** START OF EXCERPTED RECORDS **

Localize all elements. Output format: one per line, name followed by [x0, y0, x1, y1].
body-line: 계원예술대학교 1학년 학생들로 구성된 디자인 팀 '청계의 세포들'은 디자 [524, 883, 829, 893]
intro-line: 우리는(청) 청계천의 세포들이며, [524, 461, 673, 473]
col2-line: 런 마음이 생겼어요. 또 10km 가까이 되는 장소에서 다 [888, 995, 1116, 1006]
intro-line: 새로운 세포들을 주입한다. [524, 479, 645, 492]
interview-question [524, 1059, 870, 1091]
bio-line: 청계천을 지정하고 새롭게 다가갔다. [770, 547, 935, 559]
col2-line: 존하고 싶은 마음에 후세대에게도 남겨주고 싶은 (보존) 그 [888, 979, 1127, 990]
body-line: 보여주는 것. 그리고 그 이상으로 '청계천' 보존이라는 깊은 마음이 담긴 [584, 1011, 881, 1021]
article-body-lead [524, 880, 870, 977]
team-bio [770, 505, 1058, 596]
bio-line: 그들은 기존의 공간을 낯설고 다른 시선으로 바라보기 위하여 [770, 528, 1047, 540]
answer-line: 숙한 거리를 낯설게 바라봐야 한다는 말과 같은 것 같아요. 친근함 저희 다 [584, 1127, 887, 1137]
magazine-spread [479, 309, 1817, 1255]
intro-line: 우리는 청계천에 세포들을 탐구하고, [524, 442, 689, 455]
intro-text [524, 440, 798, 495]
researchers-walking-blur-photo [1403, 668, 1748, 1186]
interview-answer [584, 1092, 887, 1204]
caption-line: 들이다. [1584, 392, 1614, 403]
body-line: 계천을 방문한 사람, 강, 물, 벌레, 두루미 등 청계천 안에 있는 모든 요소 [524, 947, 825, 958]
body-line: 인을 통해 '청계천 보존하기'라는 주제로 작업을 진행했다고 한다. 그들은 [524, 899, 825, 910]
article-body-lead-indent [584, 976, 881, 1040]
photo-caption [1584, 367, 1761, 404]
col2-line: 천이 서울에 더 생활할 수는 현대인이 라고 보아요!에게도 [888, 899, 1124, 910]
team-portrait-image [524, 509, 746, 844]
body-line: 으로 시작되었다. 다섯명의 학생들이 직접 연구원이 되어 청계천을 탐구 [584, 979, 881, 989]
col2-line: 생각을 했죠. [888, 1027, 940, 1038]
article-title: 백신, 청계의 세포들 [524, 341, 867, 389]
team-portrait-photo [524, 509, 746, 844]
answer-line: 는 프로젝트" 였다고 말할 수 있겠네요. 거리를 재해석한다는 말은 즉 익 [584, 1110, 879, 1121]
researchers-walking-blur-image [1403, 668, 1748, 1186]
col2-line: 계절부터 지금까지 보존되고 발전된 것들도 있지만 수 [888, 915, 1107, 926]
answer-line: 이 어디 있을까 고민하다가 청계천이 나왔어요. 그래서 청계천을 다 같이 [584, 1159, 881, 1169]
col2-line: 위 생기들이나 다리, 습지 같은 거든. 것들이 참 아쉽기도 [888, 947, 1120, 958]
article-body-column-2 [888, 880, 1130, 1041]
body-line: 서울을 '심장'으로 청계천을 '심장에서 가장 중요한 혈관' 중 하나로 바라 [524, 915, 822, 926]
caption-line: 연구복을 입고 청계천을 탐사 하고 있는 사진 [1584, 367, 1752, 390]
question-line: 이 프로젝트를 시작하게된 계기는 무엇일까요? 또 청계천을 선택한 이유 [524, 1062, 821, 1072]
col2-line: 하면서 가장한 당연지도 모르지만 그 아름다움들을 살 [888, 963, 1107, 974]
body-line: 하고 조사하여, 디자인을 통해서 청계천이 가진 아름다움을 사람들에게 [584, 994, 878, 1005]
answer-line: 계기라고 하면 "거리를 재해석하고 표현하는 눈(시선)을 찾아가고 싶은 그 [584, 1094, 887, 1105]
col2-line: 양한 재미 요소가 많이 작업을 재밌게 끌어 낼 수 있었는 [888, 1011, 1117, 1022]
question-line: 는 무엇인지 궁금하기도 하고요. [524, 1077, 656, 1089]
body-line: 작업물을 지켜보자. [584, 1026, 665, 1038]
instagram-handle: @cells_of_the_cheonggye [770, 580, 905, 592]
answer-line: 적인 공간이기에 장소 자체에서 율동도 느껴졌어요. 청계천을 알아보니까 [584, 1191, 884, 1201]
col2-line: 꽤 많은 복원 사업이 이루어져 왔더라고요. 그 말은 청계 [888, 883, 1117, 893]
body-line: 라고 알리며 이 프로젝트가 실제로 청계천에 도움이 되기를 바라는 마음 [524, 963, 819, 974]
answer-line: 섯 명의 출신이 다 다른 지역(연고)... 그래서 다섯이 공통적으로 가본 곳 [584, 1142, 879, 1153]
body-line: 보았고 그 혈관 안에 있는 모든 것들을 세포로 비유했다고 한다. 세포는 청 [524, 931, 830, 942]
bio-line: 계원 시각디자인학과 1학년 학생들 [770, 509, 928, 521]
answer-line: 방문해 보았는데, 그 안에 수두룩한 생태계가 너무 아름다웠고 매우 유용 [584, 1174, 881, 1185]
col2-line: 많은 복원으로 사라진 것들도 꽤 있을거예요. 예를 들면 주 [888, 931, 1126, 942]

** END OF EXCERPTED RECORDS **

§ EXERCISE INSTRUCTIONS
Copy every line in the rows above without changing a single character.

§ SOLUTION
Localize all elements. Output format: one per line, name followed by [x0, y0, x1, y1].
body-line: 계원예술대학교 1학년 학생들로 구성된 디자인 팀 '청계의 세포들'은 디자 [524, 883, 829, 893]
intro-line: 우리는(청) 청계천의 세포들이며, [524, 461, 673, 473]
col2-line: 런 마음이 생겼어요. 또 10km 가까이 되는 장소에서 다 [888, 995, 1116, 1006]
intro-line: 새로운 세포들을 주입한다. [524, 479, 645, 492]
interview-question [524, 1059, 870, 1091]
bio-line: 청계천을 지정하고 새롭게 다가갔다. [770, 547, 935, 559]
col2-line: 존하고 싶은 마음에 후세대에게도 남겨주고 싶은 (보존) 그 [888, 979, 1127, 990]
body-line: 보여주는 것. 그리고 그 이상으로 '청계천' 보존이라는 깊은 마음이 담긴 [584, 1011, 881, 1021]
article-body-lead [524, 880, 870, 977]
team-bio [770, 505, 1058, 596]
bio-line: 그들은 기존의 공간을 낯설고 다른 시선으로 바라보기 위하여 [770, 528, 1047, 540]
answer-line: 숙한 거리를 낯설게 바라봐야 한다는 말과 같은 것 같아요. 친근함 저희 다 [584, 1127, 887, 1137]
magazine-spread [479, 309, 1817, 1255]
intro-line: 우리는 청계천에 세포들을 탐구하고, [524, 442, 689, 455]
intro-text [524, 440, 798, 495]
researchers-walking-blur-photo [1403, 668, 1748, 1186]
interview-answer [584, 1092, 887, 1204]
caption-line: 들이다. [1584, 392, 1614, 403]
body-line: 계천을 방문한 사람, 강, 물, 벌레, 두루미 등 청계천 안에 있는 모든 요소 [524, 947, 825, 958]
body-line: 인을 통해 '청계천 보존하기'라는 주제로 작업을 진행했다고 한다. 그들은 [524, 899, 825, 910]
article-body-lead-indent [584, 976, 881, 1040]
photo-caption [1584, 367, 1761, 404]
col2-line: 천이 서울에 더 생활할 수는 현대인이 라고 보아요!에게도 [888, 899, 1124, 910]
team-portrait-image [524, 509, 746, 844]
body-line: 으로 시작되었다. 다섯명의 학생들이 직접 연구원이 되어 청계천을 탐구 [584, 979, 881, 989]
col2-line: 생각을 했죠. [888, 1027, 940, 1038]
article-title: 백신, 청계의 세포들 [524, 341, 867, 389]
team-portrait-photo [524, 509, 746, 844]
answer-line: 는 프로젝트" 였다고 말할 수 있겠네요. 거리를 재해석한다는 말은 즉 익 [584, 1110, 879, 1121]
researchers-walking-blur-image [1403, 668, 1748, 1186]
col2-line: 계절부터 지금까지 보존되고 발전된 것들도 있지만 수 [888, 915, 1107, 926]
answer-line: 이 어디 있을까 고민하다가 청계천이 나왔어요. 그래서 청계천을 다 같이 [584, 1159, 881, 1169]
col2-line: 위 생기들이나 다리, 습지 같은 거든. 것들이 참 아쉽기도 [888, 947, 1120, 958]
article-body-column-2 [888, 880, 1130, 1041]
body-line: 서울을 '심장'으로 청계천을 '심장에서 가장 중요한 혈관' 중 하나로 바라 [524, 915, 822, 926]
caption-line: 연구복을 입고 청계천을 탐사 하고 있는 사진 [1584, 367, 1752, 390]
question-line: 이 프로젝트를 시작하게된 계기는 무엇일까요? 또 청계천을 선택한 이유 [524, 1062, 821, 1072]
col2-line: 하면서 가장한 당연지도 모르지만 그 아름다움들을 살 [888, 963, 1107, 974]
body-line: 하고 조사하여, 디자인을 통해서 청계천이 가진 아름다움을 사람들에게 [584, 994, 878, 1005]
answer-line: 계기라고 하면 "거리를 재해석하고 표현하는 눈(시선)을 찾아가고 싶은 그 [584, 1094, 887, 1105]
col2-line: 양한 재미 요소가 많이 작업을 재밌게 끌어 낼 수 있었는 [888, 1011, 1117, 1022]
question-line: 는 무엇인지 궁금하기도 하고요. [524, 1077, 656, 1089]
body-line: 작업물을 지켜보자. [584, 1026, 665, 1038]
instagram-handle: @cells_of_the_cheonggye [770, 580, 905, 592]
answer-line: 적인 공간이기에 장소 자체에서 율동도 느껴졌어요. 청계천을 알아보니까 [584, 1191, 884, 1201]
col2-line: 꽤 많은 복원 사업이 이루어져 왔더라고요. 그 말은 청계 [888, 883, 1117, 893]
body-line: 라고 알리며 이 프로젝트가 실제로 청계천에 도움이 되기를 바라는 마음 [524, 963, 819, 974]
answer-line: 섯 명의 출신이 다 다른 지역(연고)... 그래서 다섯이 공통적으로 가본 곳 [584, 1142, 879, 1153]
body-line: 보았고 그 혈관 안에 있는 모든 것들을 세포로 비유했다고 한다. 세포는 청 [524, 931, 830, 942]
bio-line: 계원 시각디자인학과 1학년 학생들 [770, 509, 928, 521]
answer-line: 방문해 보았는데, 그 안에 수두룩한 생태계가 너무 아름다웠고 매우 유용 [584, 1174, 881, 1185]
col2-line: 많은 복원으로 사라진 것들도 꽤 있을거예요. 예를 들면 주 [888, 931, 1126, 942]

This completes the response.